**REQUIRED WORK:**
Output all the material that follows, exactly as given.

**DATA EXTRACT:**
# # # # #

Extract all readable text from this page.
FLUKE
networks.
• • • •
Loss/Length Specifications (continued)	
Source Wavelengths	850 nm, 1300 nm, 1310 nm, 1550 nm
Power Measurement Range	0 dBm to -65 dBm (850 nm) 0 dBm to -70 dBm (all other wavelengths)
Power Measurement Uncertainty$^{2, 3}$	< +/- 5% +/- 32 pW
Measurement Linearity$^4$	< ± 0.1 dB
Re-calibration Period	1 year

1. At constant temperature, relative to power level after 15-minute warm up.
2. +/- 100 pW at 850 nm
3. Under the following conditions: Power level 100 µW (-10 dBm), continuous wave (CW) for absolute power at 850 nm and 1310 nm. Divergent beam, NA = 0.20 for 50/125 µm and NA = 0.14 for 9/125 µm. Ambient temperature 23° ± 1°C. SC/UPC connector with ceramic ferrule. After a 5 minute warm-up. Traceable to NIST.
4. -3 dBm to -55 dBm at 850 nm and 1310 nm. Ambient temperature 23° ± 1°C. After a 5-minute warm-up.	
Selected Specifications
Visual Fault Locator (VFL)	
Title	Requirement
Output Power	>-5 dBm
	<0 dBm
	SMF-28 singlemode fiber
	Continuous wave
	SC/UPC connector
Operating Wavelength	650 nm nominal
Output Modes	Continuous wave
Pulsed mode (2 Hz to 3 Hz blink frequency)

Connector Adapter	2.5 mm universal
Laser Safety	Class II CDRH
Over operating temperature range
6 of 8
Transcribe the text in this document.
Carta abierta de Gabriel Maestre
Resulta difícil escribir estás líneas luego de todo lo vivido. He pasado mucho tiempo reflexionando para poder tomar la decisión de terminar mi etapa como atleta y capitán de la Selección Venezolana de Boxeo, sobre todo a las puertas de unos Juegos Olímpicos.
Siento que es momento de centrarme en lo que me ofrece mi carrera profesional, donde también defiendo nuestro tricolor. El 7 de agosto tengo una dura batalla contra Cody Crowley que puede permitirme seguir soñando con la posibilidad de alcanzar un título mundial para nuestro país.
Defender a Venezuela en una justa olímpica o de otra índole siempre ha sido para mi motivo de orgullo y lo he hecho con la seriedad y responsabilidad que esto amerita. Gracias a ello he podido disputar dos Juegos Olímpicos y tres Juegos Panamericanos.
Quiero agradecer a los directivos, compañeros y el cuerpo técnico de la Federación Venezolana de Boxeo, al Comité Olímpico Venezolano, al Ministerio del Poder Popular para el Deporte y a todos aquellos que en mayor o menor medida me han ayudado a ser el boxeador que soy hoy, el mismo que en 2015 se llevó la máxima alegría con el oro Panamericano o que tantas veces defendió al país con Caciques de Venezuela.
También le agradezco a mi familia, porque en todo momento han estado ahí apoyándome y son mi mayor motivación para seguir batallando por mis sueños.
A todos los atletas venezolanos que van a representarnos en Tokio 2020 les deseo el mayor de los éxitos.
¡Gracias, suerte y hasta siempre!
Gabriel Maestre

# # # # #

**TASK RESPONSE:**
Extract all readable text from this page.
FLUKE
networks.
• • • •
Loss/Length Specifications (continued)	
Source Wavelengths	850 nm, 1300 nm, 1310 nm, 1550 nm
Power Measurement Range	0 dBm to -65 dBm (850 nm) 0 dBm to -70 dBm (all other wavelengths)
Power Measurement Uncertainty$^{2, 3}$	< +/- 5% +/- 32 pW
Measurement Linearity$^4$	< ± 0.1 dB
Re-calibration Period	1 year

1. At constant temperature, relative to power level after 15-minute warm up.
2. +/- 100 pW at 850 nm
3. Under the following conditions: Power level 100 µW (-10 dBm), continuous wave (CW) for absolute power at 850 nm and 1310 nm. Divergent beam, NA = 0.20 for 50/125 µm and NA = 0.14 for 9/125 µm. Ambient temperature 23° ± 1°C. SC/UPC connector with ceramic ferrule. After a 5 minute warm-up. Traceable to NIST.
4. -3 dBm to -55 dBm at 850 nm and 1310 nm. Ambient temperature 23° ± 1°C. After a 5-minute warm-up.	
Selected Specifications
Visual Fault Locator (VFL)	
Title	Requirement
Output Power	>-5 dBm
	<0 dBm
	SMF-28 singlemode fiber
	Continuous wave
	SC/UPC connector
Operating Wavelength	650 nm nominal
Output Modes	Continuous wave
Pulsed mode (2 Hz to 3 Hz blink frequency)

Connector Adapter	2.5 mm universal
Laser Safety	Class II CDRH
Over operating temperature range
6 of 8
Transcribe the text in this document.
Carta abierta de Gabriel Maestre
Resulta difícil escribir estás líneas luego de todo lo vivido. He pasado mucho tiempo reflexionando para poder tomar la decisión de terminar mi etapa como atleta y capitán de la Selección Venezolana de Boxeo, sobre todo a las puertas de unos Juegos Olímpicos.
Siento que es momento de centrarme en lo que me ofrece mi carrera profesional, donde también defiendo nuestro tricolor. El 7 de agosto tengo una dura batalla contra Cody Crowley que puede permitirme seguir soñando con la posibilidad de alcanzar un título mundial para nuestro país.
Defender a Venezuela en una justa olímpica o de otra índole siempre ha sido para mi motivo de orgullo y lo he hecho con la seriedad y responsabilidad que esto amerita. Gracias a ello he podido disputar dos Juegos Olímpicos y tres Juegos Panamericanos.
Quiero agradecer a los directivos, compañeros y el cuerpo técnico de la Federación Venezolana de Boxeo, al Comité Olímpico Venezolano, al Ministerio del Poder Popular para el Deporte y a todos aquellos que en mayor o menor medida me han ayudado a ser el boxeador que soy hoy, el mismo que en 2015 se llevó la máxima alegría con el oro Panamericano o que tantas veces defendió al país con Caciques de Venezuela.
También le agradezco a mi familia, porque en todo momento han estado ahí apoyándome y son mi mayor motivación para seguir batallando por mis sueños.
A todos los atletas venezolanos que van a representarnos en Tokio 2020 les deseo el mayor de los éxitos.
¡Gracias, suerte y hasta siempre!
Gabriel Maestre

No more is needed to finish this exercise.